[Dataset items]
====================

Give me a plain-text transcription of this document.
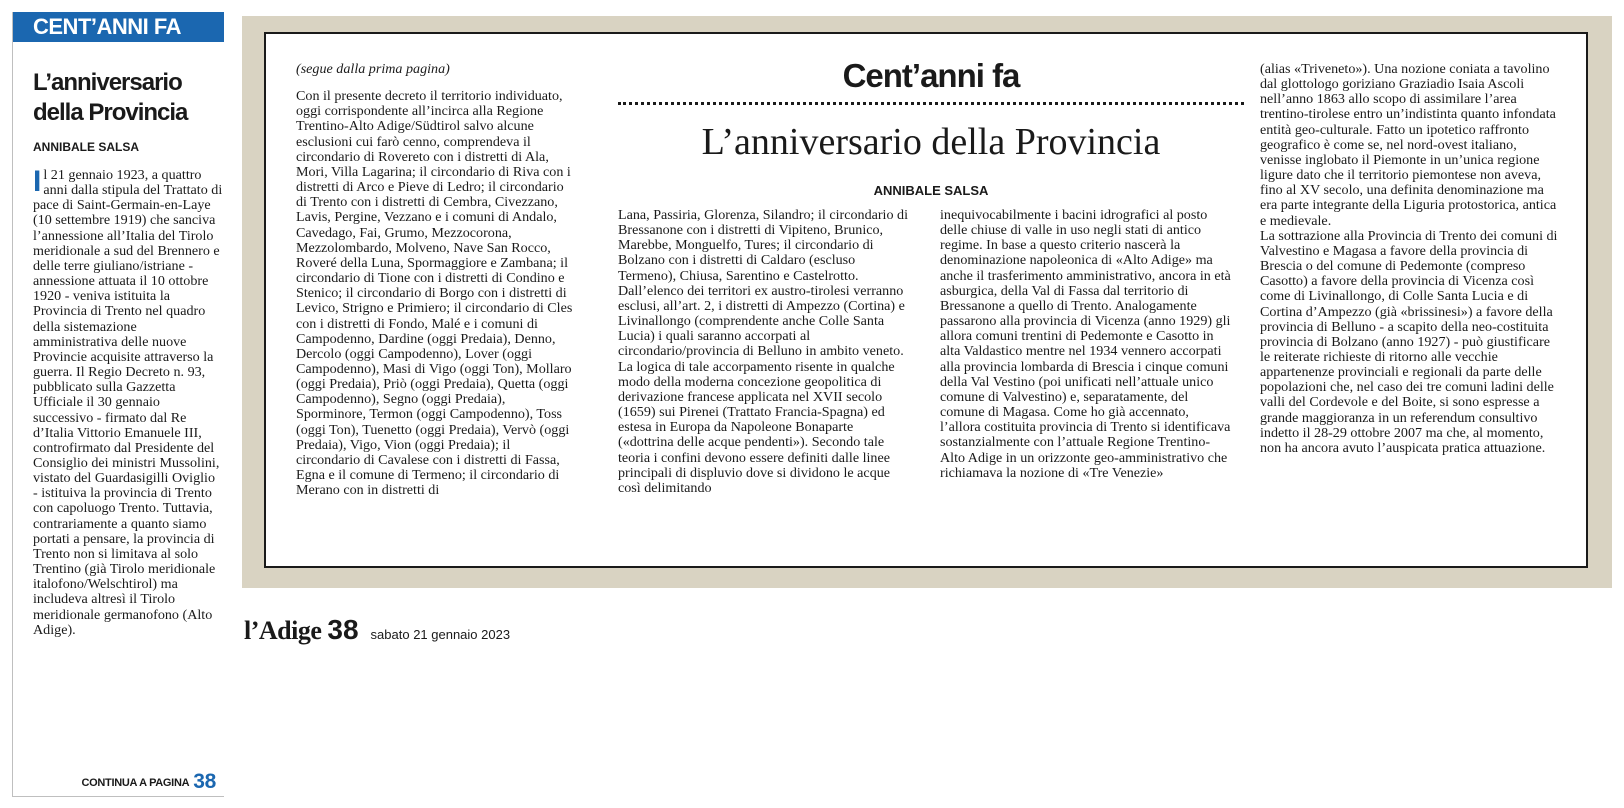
CENT’ANNI FA
L’anniversario della Provincia
ANNIBALE SALSA
Il 21 gennaio 1923, a quattro anni dalla stipula del Trattato di pace di Saint-Germain-en-Laye (10 settembre 1919) che sanciva l’annessione all’Italia del Tirolo meridionale a sud del Brennero e delle terre giuliano/istriane - annessione attuata il 10 ottobre 1920 - veniva istituita la Provincia di Trento nel quadro della sistemazione amministrativa delle nuove Provincie acquisite attraverso la guerra. Il Regio Decreto n. 93, pubblicato sulla Gazzetta Ufficiale il 30 gennaio successivo - firmato dal Re d’Italia Vittorio Emanuele III, controfirmato dal Presidente del Consiglio dei ministri Mussolini, vistato del Guardasigilli Oviglio - istituiva la provincia di Trento con capoluogo Trento. Tuttavia, contrariamente a quanto siamo portati a pensare, la provincia di Trento non si limitava al solo Trentino (già Tirolo meridionale italofono/Welschtirol) ma includeva altresì il Tirolo meridionale germanofono (Alto Adige).
CONTINUA A PAGINA 38
(segue dalla prima pagina)
Con il presente decreto il territorio individuato, oggi corrispondente all’incirca alla Regione Trentino-Alto Adige/Südtirol salvo alcune esclusioni cui farò cenno, comprendeva il circondario di Rovereto con i distretti di Ala, Mori, Villa Lagarina; il circondario di Riva con i distretti di Arco e Pieve di Ledro; il circondario di Trento con i distretti di Cembra, Civezzano, Lavis, Pergine, Vezzano e i comuni di Andalo, Cavedago, Fai, Grumo, Mezzocorona, Mezzolombardo, Molveno, Nave San Rocco, Roveré della Luna, Spormaggiore e Zambana; il circondario di Tione con i distretti di Condino e Stenico; il circondario di Borgo con i distretti di Levico, Strigno e Primiero; il circondario di Cles con i distretti di Fondo, Malé e i comuni di Campodenno, Dardine (oggi Predaia), Denno, Dercolo (oggi Campodenno), Lover (oggi Campodenno), Masi di Vigo (oggi Ton), Mollaro (oggi Predaia), Priò (oggi Predaia), Quetta (oggi Campodenno), Segno (oggi Predaia), Sporminore, Termon (oggi Campodenno), Toss (oggi Ton), Tuenetto (oggi Predaia), Vervò (oggi Predaia), Vigo, Vion (oggi Predaia); il circondario di Cavalese con i distretti di Fassa, Egna e il comune di Termeno; il circondario di Merano con in distretti di
Cent’anni fa
L’anniversario della Provincia
ANNIBALE SALSA
Lana, Passiria, Glorenza, Silandro; il circondario di Bressanone con i distretti di Vipiteno, Brunico, Marebbe, Monguelfo, Tures; il circondario di Bolzano con i distretti di Caldaro (escluso Termeno), Chiusa, Sarentino e Castelrotto. Dall’elenco dei territori ex austro-tirolesi verranno esclusi, all’art. 2, i distretti di Ampezzo (Cortina) e Livinallongo (comprendente anche Colle Santa Lucia) i quali saranno accorpati al circondario/provincia di Belluno in ambito veneto. La logica di tale accorpamento risente in qualche modo della moderna concezione geopolitica di derivazione francese applicata nel XVII secolo (1659) sui Pirenei (Trattato Francia-Spagna) ed estesa in Europa da Napoleone Bonaparte («dottrina delle acque pendenti»). Secondo tale teoria i confini devono essere definiti dalle linee principali di displuvio dove si dividono le acque così delimitando
inequivocabilmente i bacini idrografici al posto delle chiuse di valle in uso negli stati di antico regime. In base a questo criterio nascerà la denominazione napoleonica di «Alto Adige» ma anche il trasferimento amministrativo, ancora in età asburgica, della Val di Fassa dal territorio di Bressanone a quello di Trento. Analogamente passarono alla provincia di Vicenza (anno 1929) gli allora comuni trentini di Pedemonte e Casotto in alta Valdastico mentre nel 1934 vennero accorpati alla provincia lombarda di Brescia i cinque comuni della Val Vestino (poi unificati nell’attuale unico comune di Valvestino) e, separatamente, del comune di Magasa. Come ho già accennato, l’allora costituita provincia di Trento si identificava sostanzialmente con l’attuale Regione Trentino-Alto Adige in un orizzonte geo-amministrativo che richiamava la nozione di «Tre Venezie»
(alias «Triveneto»). Una nozione coniata a tavolino dal glottologo goriziano Graziadio Isaia Ascoli nell’anno 1863 allo scopo di assimilare l’area trentino-tirolese entro un’indistinta quanto infondata entità geo-culturale. Fatto un ipotetico raffronto geografico è come se, nel nord-ovest italiano, venisse inglobato il Piemonte in un’unica regione ligure dato che il territorio piemontese non aveva, fino al XV secolo, una definita denominazione ma era parte integrante della Liguria protostorica, antica e medievale.
La sottrazione alla Provincia di Trento dei comuni di Valvestino e Magasa a favore della provincia di Brescia o del comune di Pedemonte (compreso Casotto) a favore della provincia di Vicenza così come di Livinallongo, di Colle Santa Lucia e di Cortina d’Ampezzo (già «brissinesi») a favore della provincia di Belluno - a scapito della neo-costituita provincia di Bolzano (anno 1927) - può giustificare le reiterate richieste di ritorno alle vecchie appartenenze provinciali e regionali da parte delle popolazioni che, nel caso dei tre comuni ladini delle valli del Cordevole e del Boite, si sono espresse a grande maggioranza in un referendum consultivo indetto il 28-29 ottobre 2007 ma che, al momento, non ha ancora avuto l’auspicata pratica attuazione.
l’Adige 38 sabato 21 gennaio 2023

====================

*Given instruction*: Without including the pictures, reproduce all entries exactly.

*Full solution*:
Give me a plain-text transcription of this document.
CENT’ANNI FA
L’anniversario della Provincia
ANNIBALE SALSA
Il 21 gennaio 1923, a quattro anni dalla stipula del Trattato di pace di Saint-Germain-en-Laye (10 settembre 1919) che sanciva l’annessione all’Italia del Tirolo meridionale a sud del Brennero e delle terre giuliano/istriane - annessione attuata il 10 ottobre 1920 - veniva istituita la Provincia di Trento nel quadro della sistemazione amministrativa delle nuove Provincie acquisite attraverso la guerra. Il Regio Decreto n. 93, pubblicato sulla Gazzetta Ufficiale il 30 gennaio successivo - firmato dal Re d’Italia Vittorio Emanuele III, controfirmato dal Presidente del Consiglio dei ministri Mussolini, vistato del Guardasigilli Oviglio - istituiva la provincia di Trento con capoluogo Trento. Tuttavia, contrariamente a quanto siamo portati a pensare, la provincia di Trento non si limitava al solo Trentino (già Tirolo meridionale italofono/Welschtirol) ma includeva altresì il Tirolo meridionale germanofono (Alto Adige).
CONTINUA A PAGINA 38
(segue dalla prima pagina)
Con il presente decreto il territorio individuato, oggi corrispondente all’incirca alla Regione Trentino-Alto Adige/Südtirol salvo alcune esclusioni cui farò cenno, comprendeva il circondario di Rovereto con i distretti di Ala, Mori, Villa Lagarina; il circondario di Riva con i distretti di Arco e Pieve di Ledro; il circondario di Trento con i distretti di Cembra, Civezzano, Lavis, Pergine, Vezzano e i comuni di Andalo, Cavedago, Fai, Grumo, Mezzocorona, Mezzolombardo, Molveno, Nave San Rocco, Roveré della Luna, Spormaggiore e Zambana; il circondario di Tione con i distretti di Condino e Stenico; il circondario di Borgo con i distretti di Levico, Strigno e Primiero; il circondario di Cles con i distretti di Fondo, Malé e i comuni di Campodenno, Dardine (oggi Predaia), Denno, Dercolo (oggi Campodenno), Lover (oggi Campodenno), Masi di Vigo (oggi Ton), Mollaro (oggi Predaia), Priò (oggi Predaia), Quetta (oggi Campodenno), Segno (oggi Predaia), Sporminore, Termon (oggi Campodenno), Toss (oggi Ton), Tuenetto (oggi Predaia), Vervò (oggi Predaia), Vigo, Vion (oggi Predaia); il circondario di Cavalese con i distretti di Fassa, Egna e il comune di Termeno; il circondario di Merano con in distretti di
Cent’anni fa
L’anniversario della Provincia
ANNIBALE SALSA
Lana, Passiria, Glorenza, Silandro; il circondario di Bressanone con i distretti di Vipiteno, Brunico, Marebbe, Monguelfo, Tures; il circondario di Bolzano con i distretti di Caldaro (escluso Termeno), Chiusa, Sarentino e Castelrotto. Dall’elenco dei territori ex austro-tirolesi verranno esclusi, all’art. 2, i distretti di Ampezzo (Cortina) e Livinallongo (comprendente anche Colle Santa Lucia) i quali saranno accorpati al circondario/provincia di Belluno in ambito veneto. La logica di tale accorpamento risente in qualche modo della moderna concezione geopolitica di derivazione francese applicata nel XVII secolo (1659) sui Pirenei (Trattato Francia-Spagna) ed estesa in Europa da Napoleone Bonaparte («dottrina delle acque pendenti»). Secondo tale teoria i confini devono essere definiti dalle linee principali di displuvio dove si dividono le acque così delimitando
inequivocabilmente i bacini idrografici al posto delle chiuse di valle in uso negli stati di antico regime. In base a questo criterio nascerà la denominazione napoleonica di «Alto Adige» ma anche il trasferimento amministrativo, ancora in età asburgica, della Val di Fassa dal territorio di Bressanone a quello di Trento. Analogamente passarono alla provincia di Vicenza (anno 1929) gli allora comuni trentini di Pedemonte e Casotto in alta Valdastico mentre nel 1934 vennero accorpati alla provincia lombarda di Brescia i cinque comuni della Val Vestino (poi unificati nell’attuale unico comune di Valvestino) e, separatamente, del comune di Magasa. Come ho già accennato, l’allora costituita provincia di Trento si identificava sostanzialmente con l’attuale Regione Trentino-Alto Adige in un orizzonte geo-amministrativo che richiamava la nozione di «Tre Venezie»
(alias «Triveneto»). Una nozione coniata a tavolino dal glottologo goriziano Graziadio Isaia Ascoli nell’anno 1863 allo scopo di assimilare l’area trentino-tirolese entro un’indistinta quanto infondata entità geo-culturale. Fatto un ipotetico raffronto geografico è come se, nel nord-ovest italiano, venisse inglobato il Piemonte in un’unica regione ligure dato che il territorio piemontese non aveva, fino al XV secolo, una definita denominazione ma era parte integrante della Liguria protostorica, antica e medievale.
La sottrazione alla Provincia di Trento dei comuni di Valvestino e Magasa a favore della provincia di Brescia o del comune di Pedemonte (compreso Casotto) a favore della provincia di Vicenza così come di Livinallongo, di Colle Santa Lucia e di Cortina d’Ampezzo (già «brissinesi») a favore della provincia di Belluno - a scapito della neo-costituita provincia di Bolzano (anno 1927) - può giustificare le reiterate richieste di ritorno alle vecchie appartenenze provinciali e regionali da parte delle popolazioni che, nel caso dei tre comuni ladini delle valli del Cordevole e del Boite, si sono espresse a grande maggioranza in un referendum consultivo indetto il 28-29 ottobre 2007 ma che, al momento, non ha ancora avuto l’auspicata pratica attuazione.
l’Adige 38 sabato 21 gennaio 2023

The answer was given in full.